◆ DESCRIPTION OF THE TASK:
Collect each line containing "zapoznać".

Data listing:
· · · · · · ·

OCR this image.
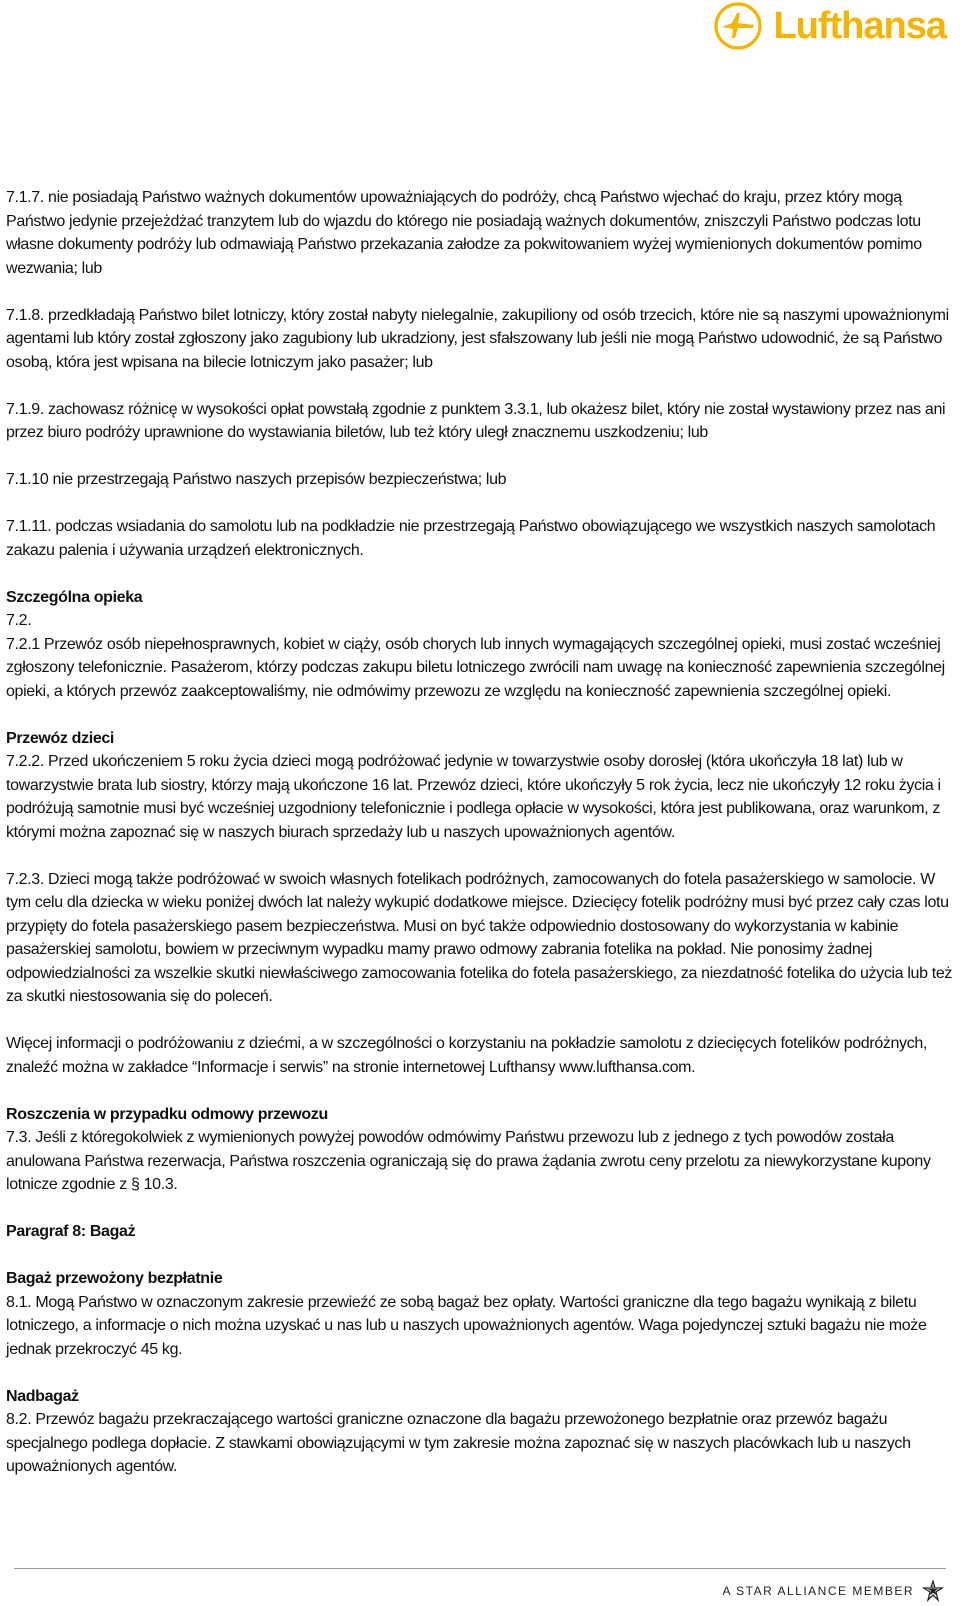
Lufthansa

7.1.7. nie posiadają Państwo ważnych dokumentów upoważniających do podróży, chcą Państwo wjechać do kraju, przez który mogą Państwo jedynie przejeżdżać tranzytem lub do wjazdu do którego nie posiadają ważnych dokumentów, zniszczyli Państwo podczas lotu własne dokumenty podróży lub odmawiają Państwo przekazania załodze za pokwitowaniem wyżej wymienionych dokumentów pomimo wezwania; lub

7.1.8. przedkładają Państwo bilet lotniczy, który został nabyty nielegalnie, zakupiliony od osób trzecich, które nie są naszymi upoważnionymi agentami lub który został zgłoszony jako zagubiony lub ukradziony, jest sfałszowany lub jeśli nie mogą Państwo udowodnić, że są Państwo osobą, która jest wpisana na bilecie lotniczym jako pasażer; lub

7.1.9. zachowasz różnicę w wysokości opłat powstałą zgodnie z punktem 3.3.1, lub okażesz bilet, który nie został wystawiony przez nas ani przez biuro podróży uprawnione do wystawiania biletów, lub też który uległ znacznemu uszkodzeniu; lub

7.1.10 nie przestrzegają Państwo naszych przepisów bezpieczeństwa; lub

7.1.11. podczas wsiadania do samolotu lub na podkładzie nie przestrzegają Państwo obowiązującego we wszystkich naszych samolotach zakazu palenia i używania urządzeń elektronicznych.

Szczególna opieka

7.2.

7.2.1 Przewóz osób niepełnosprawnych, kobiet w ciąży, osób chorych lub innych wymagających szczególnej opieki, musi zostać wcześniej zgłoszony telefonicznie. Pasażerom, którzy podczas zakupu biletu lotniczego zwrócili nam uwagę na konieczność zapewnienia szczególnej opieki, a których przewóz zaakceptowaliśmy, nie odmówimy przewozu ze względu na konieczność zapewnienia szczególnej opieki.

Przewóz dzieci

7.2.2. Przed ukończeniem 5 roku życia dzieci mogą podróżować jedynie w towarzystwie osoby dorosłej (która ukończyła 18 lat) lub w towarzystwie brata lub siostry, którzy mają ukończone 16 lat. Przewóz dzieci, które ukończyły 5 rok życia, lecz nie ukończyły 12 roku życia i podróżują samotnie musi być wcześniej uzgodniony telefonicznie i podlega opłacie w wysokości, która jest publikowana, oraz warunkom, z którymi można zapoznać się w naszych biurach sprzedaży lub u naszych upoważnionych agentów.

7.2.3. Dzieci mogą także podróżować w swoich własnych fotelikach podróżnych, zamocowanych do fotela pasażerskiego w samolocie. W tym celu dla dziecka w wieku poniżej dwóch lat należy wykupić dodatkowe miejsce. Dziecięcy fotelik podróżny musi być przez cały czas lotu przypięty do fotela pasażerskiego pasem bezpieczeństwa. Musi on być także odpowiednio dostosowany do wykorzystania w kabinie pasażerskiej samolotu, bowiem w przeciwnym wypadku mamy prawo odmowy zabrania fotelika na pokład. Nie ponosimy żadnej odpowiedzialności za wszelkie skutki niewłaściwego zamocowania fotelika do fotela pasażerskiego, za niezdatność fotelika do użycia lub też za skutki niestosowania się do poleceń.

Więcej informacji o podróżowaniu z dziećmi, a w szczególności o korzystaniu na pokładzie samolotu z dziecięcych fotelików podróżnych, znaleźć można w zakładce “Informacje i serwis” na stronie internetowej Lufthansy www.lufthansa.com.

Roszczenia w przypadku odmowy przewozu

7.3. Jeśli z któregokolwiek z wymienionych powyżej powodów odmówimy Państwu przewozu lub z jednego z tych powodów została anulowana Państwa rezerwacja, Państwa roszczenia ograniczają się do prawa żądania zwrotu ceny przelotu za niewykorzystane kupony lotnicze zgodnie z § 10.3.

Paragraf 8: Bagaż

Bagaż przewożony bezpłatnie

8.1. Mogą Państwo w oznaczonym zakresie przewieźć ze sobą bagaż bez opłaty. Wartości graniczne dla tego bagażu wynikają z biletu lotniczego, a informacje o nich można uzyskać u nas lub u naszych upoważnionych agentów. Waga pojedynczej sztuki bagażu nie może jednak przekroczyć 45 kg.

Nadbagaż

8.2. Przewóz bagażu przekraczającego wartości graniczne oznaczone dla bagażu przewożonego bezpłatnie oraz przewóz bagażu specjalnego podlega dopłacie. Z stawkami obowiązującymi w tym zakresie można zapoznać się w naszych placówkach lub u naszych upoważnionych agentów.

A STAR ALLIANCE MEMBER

· · · · · · ·

◆ RESULT:
7.2.2. Przed ukończeniem 5 roku życia dzieci mogą podróżować jedynie w towarzystwie osoby dorosłej (która ukończyła 18 lat) lub w towarzystwie brata lub siostry, którzy mają ukończone 16 lat. Przewóz dzieci, które ukończyły 5 rok życia, lecz nie ukończyły 12 roku życia i podróżują samotnie musi być wcześniej uzgodniony telefonicznie i podlega opłacie w wysokości, która jest publikowana, oraz warunkom, z którymi można zapoznać się w naszych biurach sprzedaży lub u naszych upoważnionych agentów.
8.2. Przewóz bagażu przekraczającego wartości graniczne oznaczone dla bagażu przewożonego bezpłatnie oraz przewóz bagażu specjalnego podlega dopłacie. Z stawkami obowiązującymi w tym zakresie można zapoznać się w naszych placówkach lub u naszych upoważnionych agentów.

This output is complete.